§ **Entries shown**:
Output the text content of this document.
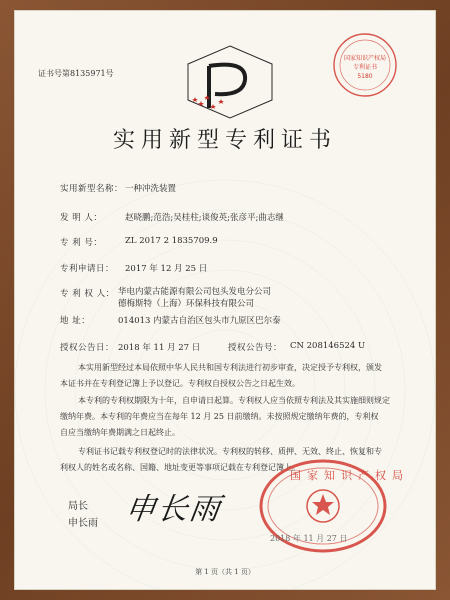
证书号第8135971号
国家知识产权局
专利证书
5180
实用新型专利证书
实用新型名称： 一种冲洗装置
发 明 人：	赵晓鹏;范浩;吴桂柱;谈俊英;张彦平;曲志继
专 利 号：	ZL 2017 2 1835709.9
专利申请日： 2017 年 12 月 25 日
专 利 权 人： 华电内蒙古能源有限公司包头发电分公司
德梅斯特（上海）环保科技有限公司
地 址：	014013 内蒙古自治区包头市九原区巴尔泰
授权公告日： 2018 年 11 月 27 日	授权公告号： CN 208146524 U
本实用新型经过本局依照中华人民共和国专利法进行初步审查，决定授予专利权，颁发
本证书并在专利登记簿上予以登记。专利权自授权公告之日起生效。
本专利的专利权期限为十年，自申请日起算。专利权人应当依照专利法及其实施细则规定
缴纳年费。本专利的年费应当在每年 12 月 25 日前缴纳。未按照规定缴纳年费的，专利权
自应当缴纳年费期满之日起终止。
专利证书记载专利权登记时的法律状况。专利权的转移、质押、无效、终止、恢复和专
利权人的姓名或名称、国籍、地址变更等事项记载在专利登记簿上。
局长
申长雨 申长雨
国家知识产权局
2018 年 11 月 27 日
第 1 页（共 1 页）
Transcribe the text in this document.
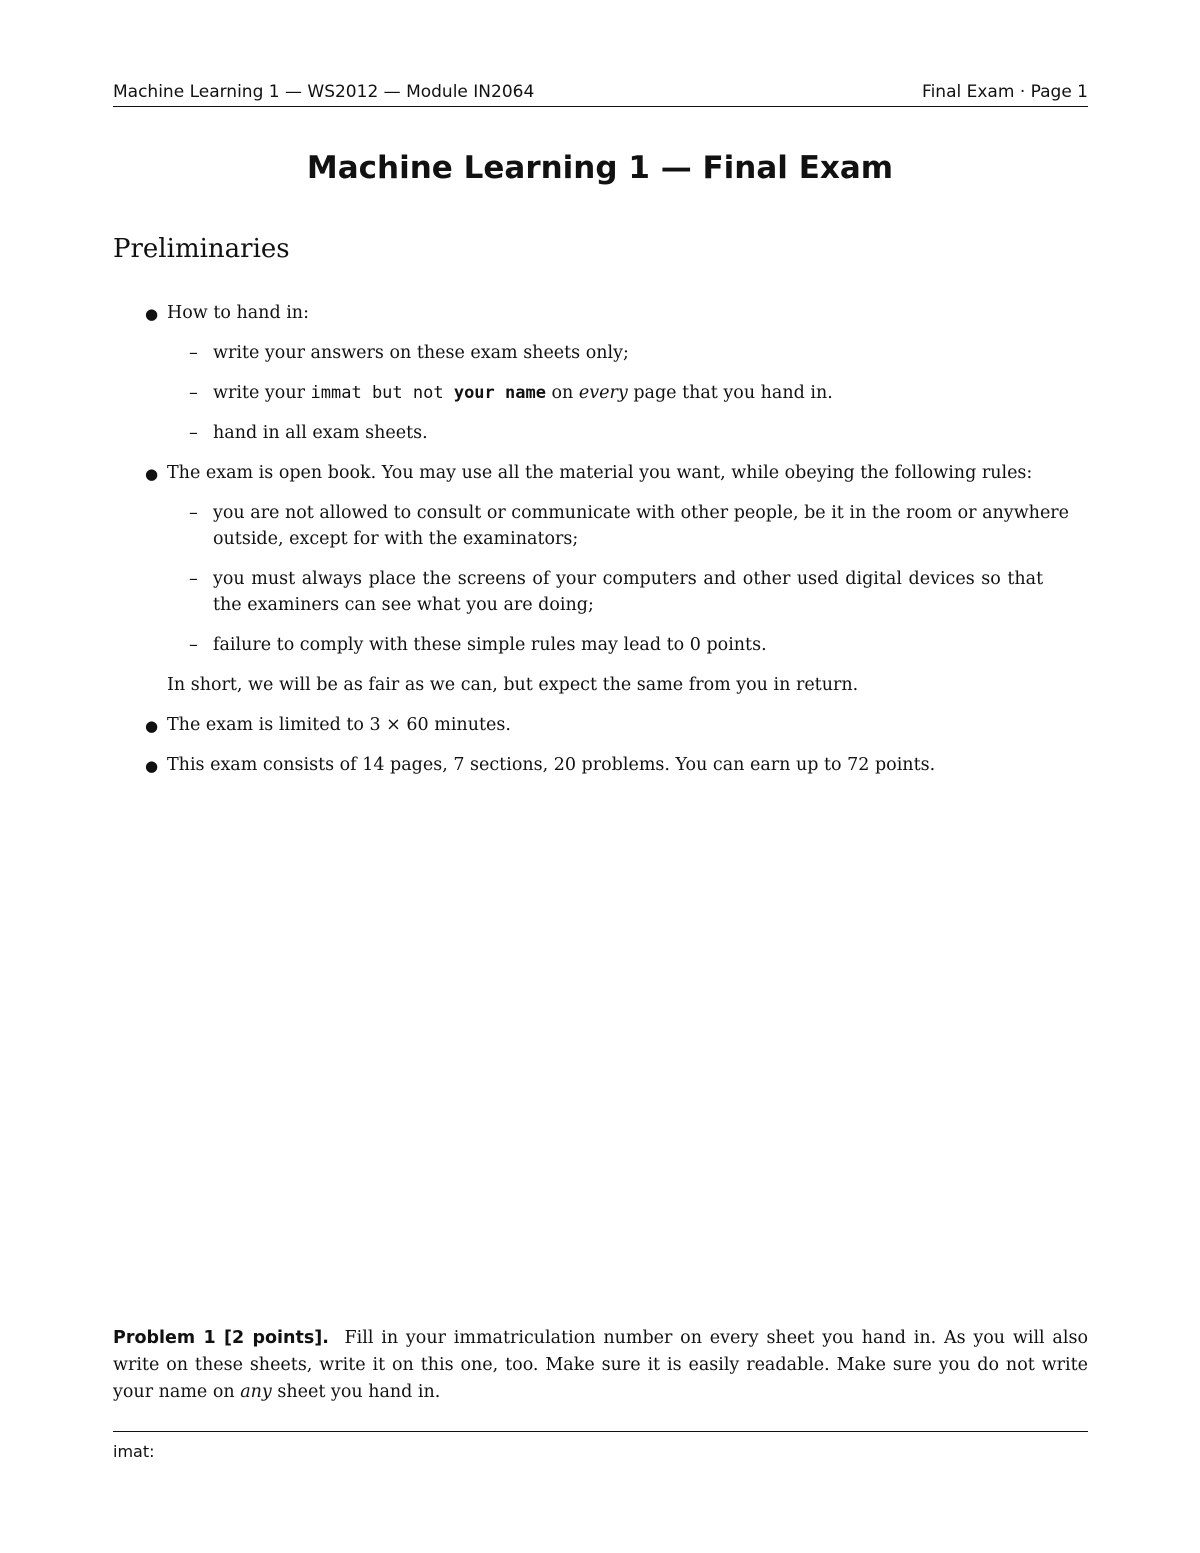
Machine Learning 1 — WS2012 — Module IN2064	Final Exam · Page 1
Machine Learning 1 — Final Exam
Preliminaries
● How to hand in:
– write your answers on these exam sheets only;
– write your immat but not your name on every page that you hand in.
– hand in all exam sheets.
● The exam is open book. You may use all the material you want, while obeying the following rules:
– you are not allowed to consult or communicate with other people, be it in the room or anywhere
outside, except for with the examinators;
– you must always place the screens of your computers and other used digital devices so that
the examiners can see what you are doing;
– failure to comply with these simple rules may lead to 0 points.
In short, we will be as fair as we can, but expect the same from you in return.
● The exam is limited to 3 × 60 minutes.
● This exam consists of 14 pages, 7 sections, 20 problems. You can earn up to 72 points.
Problem 1 [2 points]. Fill in your immatriculation number on every sheet you hand in. As you will also write on these sheets, write it on this one, too. Make sure it is easily readable. Make sure you do not write your name on any sheet you hand in.
imat:
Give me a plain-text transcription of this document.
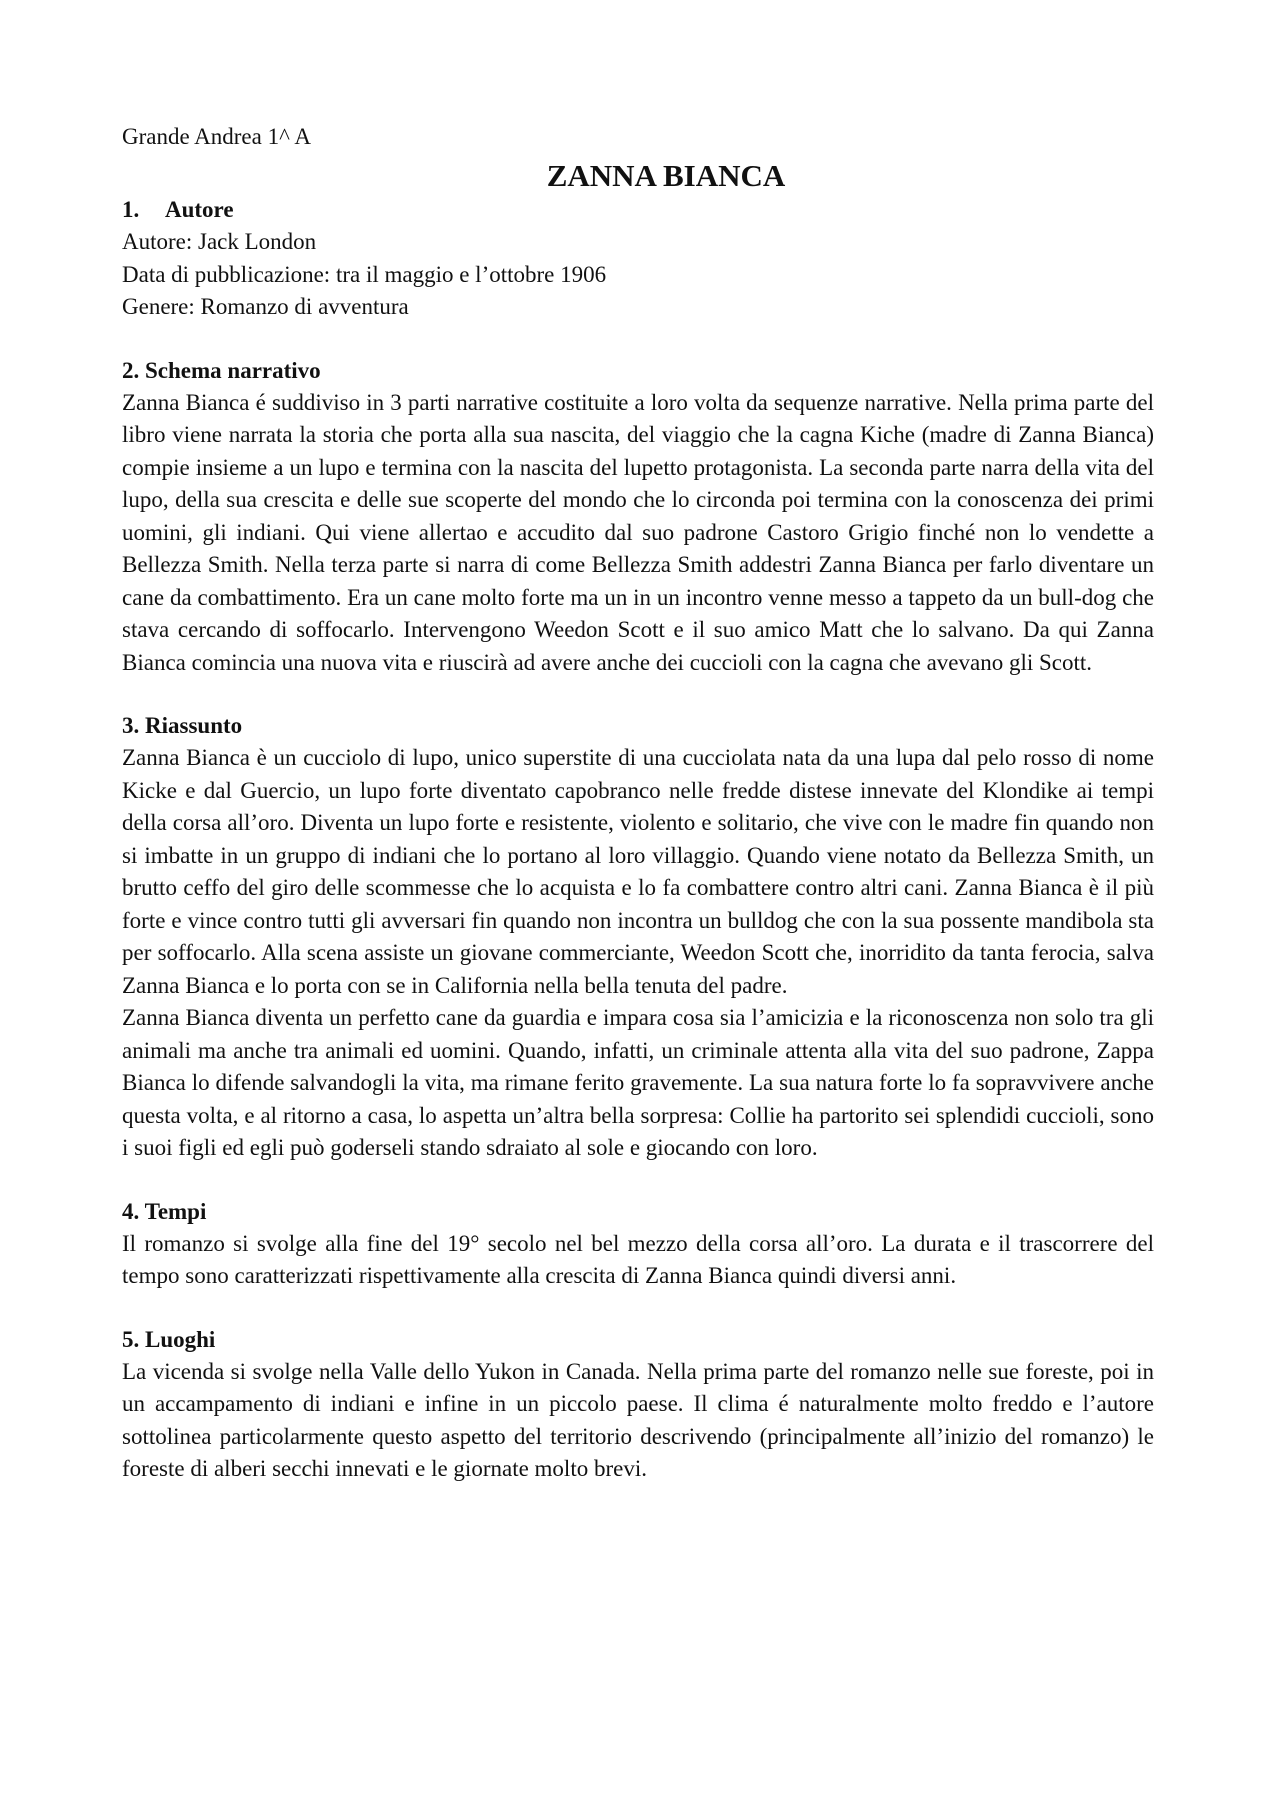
Grande Andrea 1^ A

ZANNA BIANCA
1. Autore

Autore: Jack London

Data di pubblicazione: tra il maggio e l’ottobre 1906

Genere: Romanzo di avventura

2. Schema narrativo

Zanna Bianca é suddiviso in 3 parti narrative costituite a loro volta da sequenze narrative. Nella prima parte del libro viene narrata la storia che porta alla sua nascita, del viaggio che la cagna Kiche (madre di Zanna Bianca) compie insieme a un lupo e termina con la nascita del lupetto protagonista. La seconda parte narra della vita del lupo, della sua crescita e delle sue scoperte del mondo che lo circonda poi termina con la conoscenza dei primi uomini, gli indiani. Qui viene allertao e accudito dal suo padrone Castoro Grigio finché non lo vendette a Bellezza Smith. Nella terza parte si narra di come Bellezza Smith addestri Zanna Bianca per farlo diventare un cane da combattimento. Era un cane molto forte ma un in un incontro venne messo a tappeto da un bull-dog che stava cercando di soffocarlo. Intervengono Weedon Scott e il suo amico Matt che lo salvano. Da qui Zanna Bianca comincia una nuova vita e riuscirà ad avere anche dei cuccioli con la cagna che avevano gli Scott.

3. Riassunto

Zanna Bianca è un cucciolo di lupo, unico superstite di una cucciolata nata da una lupa dal pelo rosso di nome Kicke e dal Guercio, un lupo forte diventato capobranco nelle fredde distese innevate del Klondike ai tempi della corsa all’oro. Diventa un lupo forte e resistente, violento e solitario, che vive con le madre fin quando non si imbatte in un gruppo di indiani che lo portano al loro villaggio. Quando viene notato da Bellezza Smith, un brutto ceffo del giro delle scommesse che lo acquista e lo fa combattere contro altri cani. Zanna Bianca è il più forte e vince contro tutti gli avversari fin quando non incontra un bulldog che con la sua possente mandibola sta per soffocarlo. Alla scena assiste un giovane commerciante, Weedon Scott che, inorridito da tanta ferocia, salva Zanna Bianca e lo porta con se in California nella bella tenuta del padre.

Zanna Bianca diventa un perfetto cane da guardia e impara cosa sia l’amicizia e la riconoscenza non solo tra gli animali ma anche tra animali ed uomini. Quando, infatti, un criminale attenta alla vita del suo padrone, Zappa Bianca lo difende salvandogli la vita, ma rimane ferito gravemente. La sua natura forte lo fa sopravvivere anche questa volta, e al ritorno a casa, lo aspetta un’altra bella sorpresa: Collie ha partorito sei splendidi cuccioli, sono i suoi figli ed egli può goderseli stando sdraiato al sole e giocando con loro.

4. Tempi

Il romanzo si svolge alla fine del 19° secolo nel bel mezzo della corsa all’oro. La durata e il trascorrere del tempo sono caratterizzati rispettivamente alla crescita di Zanna Bianca quindi diversi anni.

5. Luoghi

La vicenda si svolge nella Valle dello Yukon in Canada. Nella prima parte del romanzo nelle sue foreste, poi in un accampamento di indiani e infine in un piccolo paese. Il clima é naturalmente molto freddo e l’autore sottolinea particolarmente questo aspetto del territorio descrivendo (principalmente all’inizio del romanzo) le foreste di alberi secchi innevati e le giornate molto brevi.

§ **Direction**:
Copy each line of the records precisely and drop any images they hold.

§ **Solution to the exercise**:
Output the text content of this document.
证书号第8135971号
国家知识产权局
专利证书
5180
实用新型专利证书
实用新型名称： 一种冲洗装置
发 明 人：	赵晓鹏;范浩;吴桂柱;谈俊英;张彦平;曲志继
专 利 号：	ZL 2017 2 1835709.9
专利申请日： 2017 年 12 月 25 日
专 利 权 人： 华电内蒙古能源有限公司包头发电分公司
德梅斯特（上海）环保科技有限公司
地 址：	014013 内蒙古自治区包头市九原区巴尔泰
授权公告日： 2018 年 11 月 27 日	授权公告号： CN 208146524 U
本实用新型经过本局依照中华人民共和国专利法进行初步审查，决定授予专利权，颁发
本证书并在专利登记簿上予以登记。专利权自授权公告之日起生效。
本专利的专利权期限为十年，自申请日起算。专利权人应当依照专利法及其实施细则规定
缴纳年费。本专利的年费应当在每年 12 月 25 日前缴纳。未按照规定缴纳年费的，专利权
自应当缴纳年费期满之日起终止。
专利证书记载专利权登记时的法律状况。专利权的转移、质押、无效、终止、恢复和专
利权人的姓名或名称、国籍、地址变更等事项记载在专利登记簿上。
局长
申长雨 申长雨
国家知识产权局
2018 年 11 月 27 日
第 1 页（共 1 页）
Transcribe the text in this document.
Machine Learning 1 — WS2012 — Module IN2064	Final Exam · Page 1
Machine Learning 1 — Final Exam
Preliminaries
● How to hand in:
– write your answers on these exam sheets only;
– write your immat but not your name on every page that you hand in.
– hand in all exam sheets.
● The exam is open book. You may use all the material you want, while obeying the following rules:
– you are not allowed to consult or communicate with other people, be it in the room or anywhere
outside, except for with the examinators;
– you must always place the screens of your computers and other used digital devices so that
the examiners can see what you are doing;
– failure to comply with these simple rules may lead to 0 points.
In short, we will be as fair as we can, but expect the same from you in return.
● The exam is limited to 3 × 60 minutes.
● This exam consists of 14 pages, 7 sections, 20 problems. You can earn up to 72 points.
Problem 1 [2 points]. Fill in your immatriculation number on every sheet you hand in. As you will also write on these sheets, write it on this one, too. Make sure it is easily readable. Make sure you do not write your name on any sheet you hand in.
imat:
Give me a plain-text transcription of this document.
Grande Andrea 1^ A

ZANNA BIANCA
1. Autore

Autore: Jack London

Data di pubblicazione: tra il maggio e l’ottobre 1906

Genere: Romanzo di avventura

2. Schema narrativo

Zanna Bianca é suddiviso in 3 parti narrative costituite a loro volta da sequenze narrative. Nella prima parte del libro viene narrata la storia che porta alla sua nascita, del viaggio che la cagna Kiche (madre di Zanna Bianca) compie insieme a un lupo e termina con la nascita del lupetto protagonista. La seconda parte narra della vita del lupo, della sua crescita e delle sue scoperte del mondo che lo circonda poi termina con la conoscenza dei primi uomini, gli indiani. Qui viene allertao e accudito dal suo padrone Castoro Grigio finché non lo vendette a Bellezza Smith. Nella terza parte si narra di come Bellezza Smith addestri Zanna Bianca per farlo diventare un cane da combattimento. Era un cane molto forte ma un in un incontro venne messo a tappeto da un bull-dog che stava cercando di soffocarlo. Intervengono Weedon Scott e il suo amico Matt che lo salvano. Da qui Zanna Bianca comincia una nuova vita e riuscirà ad avere anche dei cuccioli con la cagna che avevano gli Scott.

3. Riassunto

Zanna Bianca è un cucciolo di lupo, unico superstite di una cucciolata nata da una lupa dal pelo rosso di nome Kicke e dal Guercio, un lupo forte diventato capobranco nelle fredde distese innevate del Klondike ai tempi della corsa all’oro. Diventa un lupo forte e resistente, violento e solitario, che vive con le madre fin quando non si imbatte in un gruppo di indiani che lo portano al loro villaggio. Quando viene notato da Bellezza Smith, un brutto ceffo del giro delle scommesse che lo acquista e lo fa combattere contro altri cani. Zanna Bianca è il più forte e vince contro tutti gli avversari fin quando non incontra un bulldog che con la sua possente mandibola sta per soffocarlo. Alla scena assiste un giovane commerciante, Weedon Scott che, inorridito da tanta ferocia, salva Zanna Bianca e lo porta con se in California nella bella tenuta del padre.

Zanna Bianca diventa un perfetto cane da guardia e impara cosa sia l’amicizia e la riconoscenza non solo tra gli animali ma anche tra animali ed uomini. Quando, infatti, un criminale attenta alla vita del suo padrone, Zappa Bianca lo difende salvandogli la vita, ma rimane ferito gravemente. La sua natura forte lo fa sopravvivere anche questa volta, e al ritorno a casa, lo aspetta un’altra bella sorpresa: Collie ha partorito sei splendidi cuccioli, sono i suoi figli ed egli può goderseli stando sdraiato al sole e giocando con loro.

4. Tempi

Il romanzo si svolge alla fine del 19° secolo nel bel mezzo della corsa all’oro. La durata e il trascorrere del tempo sono caratterizzati rispettivamente alla crescita di Zanna Bianca quindi diversi anni.

5. Luoghi

La vicenda si svolge nella Valle dello Yukon in Canada. Nella prima parte del romanzo nelle sue foreste, poi in un accampamento di indiani e infine in un piccolo paese. Il clima é naturalmente molto freddo e l’autore sottolinea particolarmente questo aspetto del territorio descrivendo (principalmente all’inizio del romanzo) le foreste di alberi secchi innevati e le giornate molto brevi.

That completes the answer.